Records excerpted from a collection
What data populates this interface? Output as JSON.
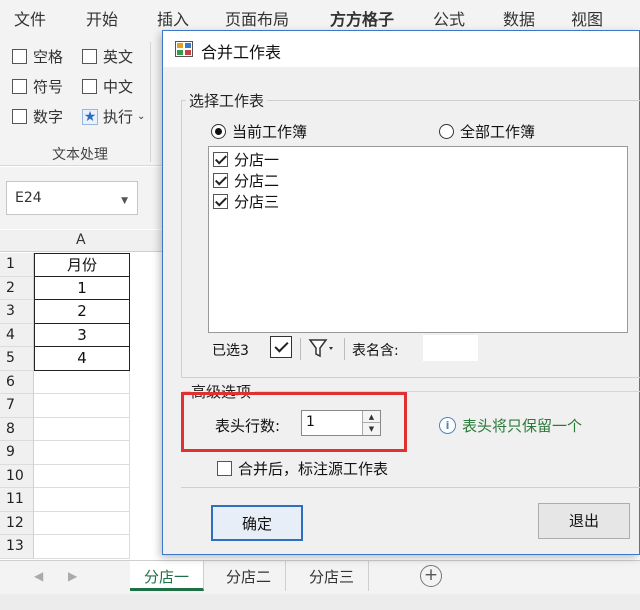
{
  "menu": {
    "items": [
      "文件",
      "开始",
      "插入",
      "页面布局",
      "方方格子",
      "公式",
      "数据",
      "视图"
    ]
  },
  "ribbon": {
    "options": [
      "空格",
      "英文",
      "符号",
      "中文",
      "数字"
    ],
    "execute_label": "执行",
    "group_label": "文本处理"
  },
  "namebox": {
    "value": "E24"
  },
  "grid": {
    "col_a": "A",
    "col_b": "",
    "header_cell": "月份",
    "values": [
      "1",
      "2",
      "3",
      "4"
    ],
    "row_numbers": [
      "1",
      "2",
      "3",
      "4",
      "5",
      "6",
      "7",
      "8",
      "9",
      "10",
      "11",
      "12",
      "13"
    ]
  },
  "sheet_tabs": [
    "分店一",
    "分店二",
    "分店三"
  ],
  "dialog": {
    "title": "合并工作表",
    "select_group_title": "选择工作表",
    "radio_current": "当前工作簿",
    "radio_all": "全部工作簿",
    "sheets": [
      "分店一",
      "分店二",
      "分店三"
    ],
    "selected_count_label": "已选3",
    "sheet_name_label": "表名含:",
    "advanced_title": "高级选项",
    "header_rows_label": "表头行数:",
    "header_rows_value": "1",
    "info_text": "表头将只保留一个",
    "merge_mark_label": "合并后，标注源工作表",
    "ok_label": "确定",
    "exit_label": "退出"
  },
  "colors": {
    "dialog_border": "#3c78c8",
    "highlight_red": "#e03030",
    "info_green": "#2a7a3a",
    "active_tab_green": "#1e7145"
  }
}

## Your goal:
Repeat the data exactly, excluding the pictures.

## Task response:
What data populates this interface? Output as JSON.
{
  "menu": {
    "items": [
      "文件",
      "开始",
      "插入",
      "页面布局",
      "方方格子",
      "公式",
      "数据",
      "视图"
    ]
  },
  "ribbon": {
    "options": [
      "空格",
      "英文",
      "符号",
      "中文",
      "数字"
    ],
    "execute_label": "执行",
    "group_label": "文本处理"
  },
  "namebox": {
    "value": "E24"
  },
  "grid": {
    "col_a": "A",
    "col_b": "",
    "header_cell": "月份",
    "values": [
      "1",
      "2",
      "3",
      "4"
    ],
    "row_numbers": [
      "1",
      "2",
      "3",
      "4",
      "5",
      "6",
      "7",
      "8",
      "9",
      "10",
      "11",
      "12",
      "13"
    ]
  },
  "sheet_tabs": [
    "分店一",
    "分店二",
    "分店三"
  ],
  "dialog": {
    "title": "合并工作表",
    "select_group_title": "选择工作表",
    "radio_current": "当前工作簿",
    "radio_all": "全部工作簿",
    "sheets": [
      "分店一",
      "分店二",
      "分店三"
    ],
    "selected_count_label": "已选3",
    "sheet_name_label": "表名含:",
    "advanced_title": "高级选项",
    "header_rows_label": "表头行数:",
    "header_rows_value": "1",
    "info_text": "表头将只保留一个",
    "merge_mark_label": "合并后，标注源工作表",
    "ok_label": "确定",
    "exit_label": "退出"
  },
  "colors": {
    "dialog_border": "#3c78c8",
    "highlight_red": "#e03030",
    "info_green": "#2a7a3a",
    "active_tab_green": "#1e7145"
  }
}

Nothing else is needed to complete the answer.